▶ [Data entries]
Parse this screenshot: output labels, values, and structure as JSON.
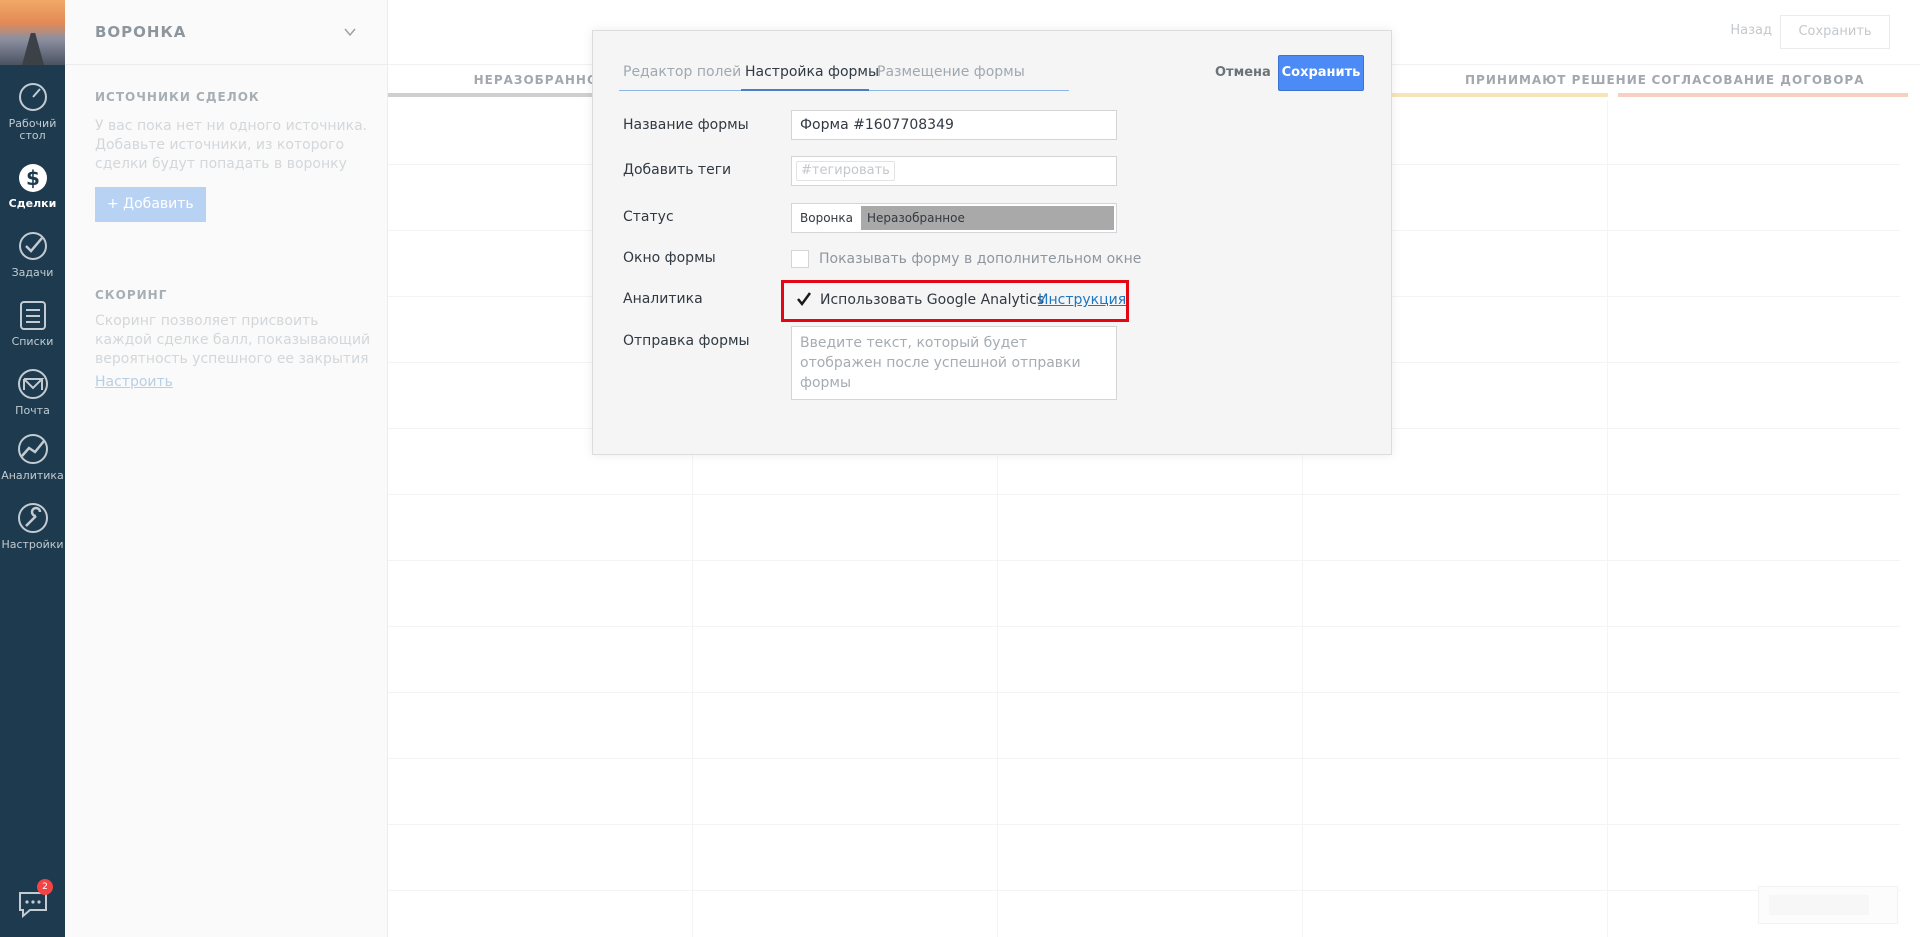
{
  "sidebar": {
    "items": [
      {
        "label": "Рабочий стол",
        "icon": "dashboard-icon"
      },
      {
        "label": "Сделки",
        "icon": "deals-icon",
        "active": true
      },
      {
        "label": "Задачи",
        "icon": "tasks-icon"
      },
      {
        "label": "Списки",
        "icon": "lists-icon"
      },
      {
        "label": "Почта",
        "icon": "mail-icon"
      },
      {
        "label": "Аналитика",
        "icon": "analytics-icon"
      },
      {
        "label": "Настройки",
        "icon": "settings-icon"
      }
    ],
    "chat_badge": "2"
  },
  "panel": {
    "title": "ВОРОНКА",
    "sources": {
      "title": "ИСТОЧНИКИ СДЕЛОК",
      "text": "У вас пока нет ни одного источника. Добавьте источники, из которого сделки будут попадать в воронку",
      "add_label": "+ Добавить"
    },
    "scoring": {
      "title": "СКОРИНГ",
      "text": "Скоринг позволяет присвоить каждой сделке балл, показывающий вероятность успешного ее закрытия",
      "link": "Настроить"
    }
  },
  "board": {
    "back": "Назад",
    "save": "Сохранить",
    "columns": [
      {
        "title": "НЕРАЗОБРАННОЕ",
        "color": "#cfcfcf"
      },
      {
        "title": "ПРИНИМАЮТ РЕШЕНИЕ",
        "color": "#f9e4b6"
      },
      {
        "title": "СОГЛАСОВАНИЕ ДОГОВОРА",
        "color": "#f8cfc3"
      }
    ]
  },
  "modal": {
    "tabs": [
      "Редактор полей",
      "Настройка формы",
      "Размещение формы"
    ],
    "active_tab": 1,
    "cancel": "Отмена",
    "save": "Сохранить",
    "fields": {
      "name_label": "Название формы",
      "name_value": "Форма #1607708349",
      "tags_label": "Добавить теги",
      "tags_placeholder": "#тегировать",
      "status_label": "Статус",
      "status_funnel": "Воронка",
      "status_stage": "Неразобранное",
      "window_label": "Окно формы",
      "window_checkbox": "Показывать форму в дополнительном окне",
      "analytics_label": "Аналитика",
      "analytics_checkbox": "Использовать Google Analytics",
      "analytics_checked": true,
      "analytics_link": "Инструкция",
      "submit_label": "Отправка формы",
      "submit_placeholder": "Введите текст, который будет отображен после успешной отправки формы"
    }
  },
  "colors": {
    "sidebar_bg": "#1d3a4e",
    "primary_button": "#4c8bf5",
    "highlight": "#e30613",
    "link": "#1f77c0"
  }
}
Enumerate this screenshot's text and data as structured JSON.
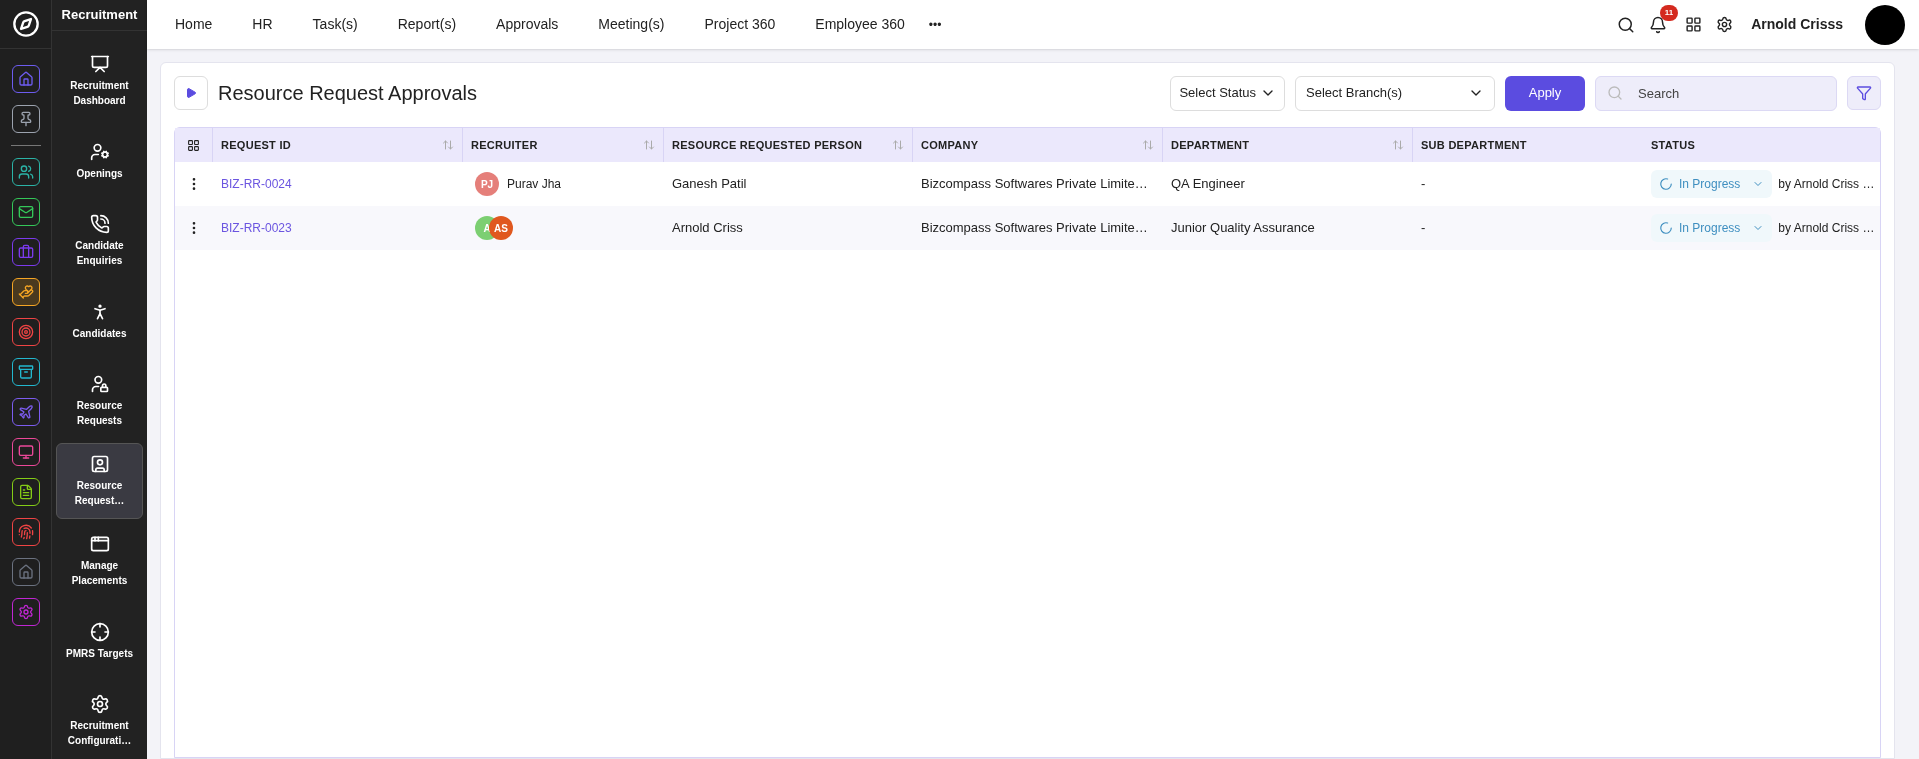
{
  "app": {
    "title": "Recruitment"
  },
  "rail": [
    {
      "color": "#6d5cf0",
      "selected": false
    },
    {
      "color": "#9ca3af",
      "selected": false
    },
    {
      "color": "#2bb3a6",
      "selected": false
    },
    {
      "color": "#34c759",
      "selected": false
    },
    {
      "color": "#7c3aed",
      "selected": false
    },
    {
      "color": "#f5a524",
      "selected": true
    },
    {
      "color": "#ef4444",
      "selected": false
    },
    {
      "color": "#22b8cf",
      "selected": false
    },
    {
      "color": "#7c5cf0",
      "selected": false
    },
    {
      "color": "#ec4899",
      "selected": false
    },
    {
      "color": "#84cc16",
      "selected": false
    },
    {
      "color": "#ef4444",
      "selected": false
    },
    {
      "color": "#6b7280",
      "selected": false
    },
    {
      "color": "#c026d3",
      "selected": false
    }
  ],
  "sidebar": {
    "items": [
      {
        "label": "Recruitment Dashboard",
        "selected": false
      },
      {
        "label": "Openings",
        "selected": false
      },
      {
        "label": "Candidate Enquiries",
        "selected": false
      },
      {
        "label": "Candidates",
        "selected": false
      },
      {
        "label": "Resource Requests",
        "selected": false
      },
      {
        "label": "Resource Request…",
        "selected": true
      },
      {
        "label": "Manage Placements",
        "selected": false
      },
      {
        "label": "PMRS Targets",
        "selected": false
      },
      {
        "label": "Recruitment Configurati…",
        "selected": false
      }
    ]
  },
  "nav": {
    "items": [
      "Home",
      "HR",
      "Task(s)",
      "Report(s)",
      "Approvals",
      "Meeting(s)",
      "Project 360",
      "Employee 360"
    ],
    "more": "•••"
  },
  "header": {
    "notifications": "11",
    "user": "Arnold Crisss"
  },
  "page": {
    "title": "Resource Request Approvals",
    "status_select": "Select Status",
    "branch_select": "Select Branch(s)",
    "apply": "Apply",
    "search": {
      "placeholder": "Search"
    }
  },
  "table": {
    "columns": [
      {
        "label": "REQUEST ID",
        "sortable": true
      },
      {
        "label": "RECRUITER",
        "sortable": true
      },
      {
        "label": "RESOURCE REQUESTED PERSON",
        "sortable": true
      },
      {
        "label": "COMPANY",
        "sortable": true
      },
      {
        "label": "DEPARTMENT",
        "sortable": true
      },
      {
        "label": "SUB DEPARTMENT",
        "sortable": false
      },
      {
        "label": "STATUS",
        "sortable": false
      }
    ],
    "rows": [
      {
        "request_id": "BIZ-RR-0024",
        "recruiters": [
          {
            "initials": "PJ",
            "color": "#e57f7a"
          }
        ],
        "recruiter_name": "Purav Jha",
        "person": "Ganesh Patil",
        "company": "Bizcompass Softwares Private Limite…",
        "department": "QA Engineer",
        "sub_department": "-",
        "status": "In Progress",
        "by": "by Arnold Criss …"
      },
      {
        "request_id": "BIZ-RR-0023",
        "recruiters": [
          {
            "initials": "A",
            "color": "#7ccf72"
          },
          {
            "initials": "AS",
            "color": "#e0581f"
          }
        ],
        "person": "Arnold Criss",
        "company": "Bizcompass Softwares Private Limite…",
        "department": "Junior Quality Assurance",
        "sub_department": "-",
        "status": "In Progress",
        "by": "by Arnold Criss …"
      }
    ]
  }
}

▶ [DIRECTION]
Repeat the records above exactly, omitting every picture.

▶ [OUTPUT OF THE TASK]
Parse this screenshot: output labels, values, and structure as JSON.
{
  "sidebar": {
    "items": [
      {
        "label": "Рабочий стол",
        "icon": "dashboard-icon"
      },
      {
        "label": "Сделки",
        "icon": "deals-icon",
        "active": true
      },
      {
        "label": "Задачи",
        "icon": "tasks-icon"
      },
      {
        "label": "Списки",
        "icon": "lists-icon"
      },
      {
        "label": "Почта",
        "icon": "mail-icon"
      },
      {
        "label": "Аналитика",
        "icon": "analytics-icon"
      },
      {
        "label": "Настройки",
        "icon": "settings-icon"
      }
    ],
    "chat_badge": "2"
  },
  "panel": {
    "title": "ВОРОНКА",
    "sources": {
      "title": "ИСТОЧНИКИ СДЕЛОК",
      "text": "У вас пока нет ни одного источника. Добавьте источники, из которого сделки будут попадать в воронку",
      "add_label": "+ Добавить"
    },
    "scoring": {
      "title": "СКОРИНГ",
      "text": "Скоринг позволяет присвоить каждой сделке балл, показывающий вероятность успешного ее закрытия",
      "link": "Настроить"
    }
  },
  "board": {
    "back": "Назад",
    "save": "Сохранить",
    "columns": [
      {
        "title": "НЕРАЗОБРАННОЕ",
        "color": "#cfcfcf"
      },
      {
        "title": "ПРИНИМАЮТ РЕШЕНИЕ",
        "color": "#f9e4b6"
      },
      {
        "title": "СОГЛАСОВАНИЕ ДОГОВОРА",
        "color": "#f8cfc3"
      }
    ]
  },
  "modal": {
    "tabs": [
      "Редактор полей",
      "Настройка формы",
      "Размещение формы"
    ],
    "active_tab": 1,
    "cancel": "Отмена",
    "save": "Сохранить",
    "fields": {
      "name_label": "Название формы",
      "name_value": "Форма #1607708349",
      "tags_label": "Добавить теги",
      "tags_placeholder": "#тегировать",
      "status_label": "Статус",
      "status_funnel": "Воронка",
      "status_stage": "Неразобранное",
      "window_label": "Окно формы",
      "window_checkbox": "Показывать форму в дополнительном окне",
      "analytics_label": "Аналитика",
      "analytics_checkbox": "Использовать Google Analytics",
      "analytics_checked": true,
      "analytics_link": "Инструкция",
      "submit_label": "Отправка формы",
      "submit_placeholder": "Введите текст, который будет отображен после успешной отправки формы"
    }
  },
  "colors": {
    "sidebar_bg": "#1d3a4e",
    "primary_button": "#4c8bf5",
    "highlight": "#e30613",
    "link": "#1f77c0"
  }
}
Enumerate this screenshot's text and data as structured JSON.
{
  "app": {
    "title": "Recruitment"
  },
  "rail": [
    {
      "color": "#6d5cf0",
      "selected": false
    },
    {
      "color": "#9ca3af",
      "selected": false
    },
    {
      "color": "#2bb3a6",
      "selected": false
    },
    {
      "color": "#34c759",
      "selected": false
    },
    {
      "color": "#7c3aed",
      "selected": false
    },
    {
      "color": "#f5a524",
      "selected": true
    },
    {
      "color": "#ef4444",
      "selected": false
    },
    {
      "color": "#22b8cf",
      "selected": false
    },
    {
      "color": "#7c5cf0",
      "selected": false
    },
    {
      "color": "#ec4899",
      "selected": false
    },
    {
      "color": "#84cc16",
      "selected": false
    },
    {
      "color": "#ef4444",
      "selected": false
    },
    {
      "color": "#6b7280",
      "selected": false
    },
    {
      "color": "#c026d3",
      "selected": false
    }
  ],
  "sidebar": {
    "items": [
      {
        "label": "Recruitment Dashboard",
        "selected": false
      },
      {
        "label": "Openings",
        "selected": false
      },
      {
        "label": "Candidate Enquiries",
        "selected": false
      },
      {
        "label": "Candidates",
        "selected": false
      },
      {
        "label": "Resource Requests",
        "selected": false
      },
      {
        "label": "Resource Request…",
        "selected": true
      },
      {
        "label": "Manage Placements",
        "selected": false
      },
      {
        "label": "PMRS Targets",
        "selected": false
      },
      {
        "label": "Recruitment Configurati…",
        "selected": false
      }
    ]
  },
  "nav": {
    "items": [
      "Home",
      "HR",
      "Task(s)",
      "Report(s)",
      "Approvals",
      "Meeting(s)",
      "Project 360",
      "Employee 360"
    ],
    "more": "•••"
  },
  "header": {
    "notifications": "11",
    "user": "Arnold Crisss"
  },
  "page": {
    "title": "Resource Request Approvals",
    "status_select": "Select Status",
    "branch_select": "Select Branch(s)",
    "apply": "Apply",
    "search": {
      "placeholder": "Search"
    }
  },
  "table": {
    "columns": [
      {
        "label": "REQUEST ID",
        "sortable": true
      },
      {
        "label": "RECRUITER",
        "sortable": true
      },
      {
        "label": "RESOURCE REQUESTED PERSON",
        "sortable": true
      },
      {
        "label": "COMPANY",
        "sortable": true
      },
      {
        "label": "DEPARTMENT",
        "sortable": true
      },
      {
        "label": "SUB DEPARTMENT",
        "sortable": false
      },
      {
        "label": "STATUS",
        "sortable": false
      }
    ],
    "rows": [
      {
        "request_id": "BIZ-RR-0024",
        "recruiters": [
          {
            "initials": "PJ",
            "color": "#e57f7a"
          }
        ],
        "recruiter_name": "Purav Jha",
        "person": "Ganesh Patil",
        "company": "Bizcompass Softwares Private Limite…",
        "department": "QA Engineer",
        "sub_department": "-",
        "status": "In Progress",
        "by": "by Arnold Criss …"
      },
      {
        "request_id": "BIZ-RR-0023",
        "recruiters": [
          {
            "initials": "A",
            "color": "#7ccf72"
          },
          {
            "initials": "AS",
            "color": "#e0581f"
          }
        ],
        "person": "Arnold Criss",
        "company": "Bizcompass Softwares Private Limite…",
        "department": "Junior Quality Assurance",
        "sub_department": "-",
        "status": "In Progress",
        "by": "by Arnold Criss …"
      }
    ]
  }
}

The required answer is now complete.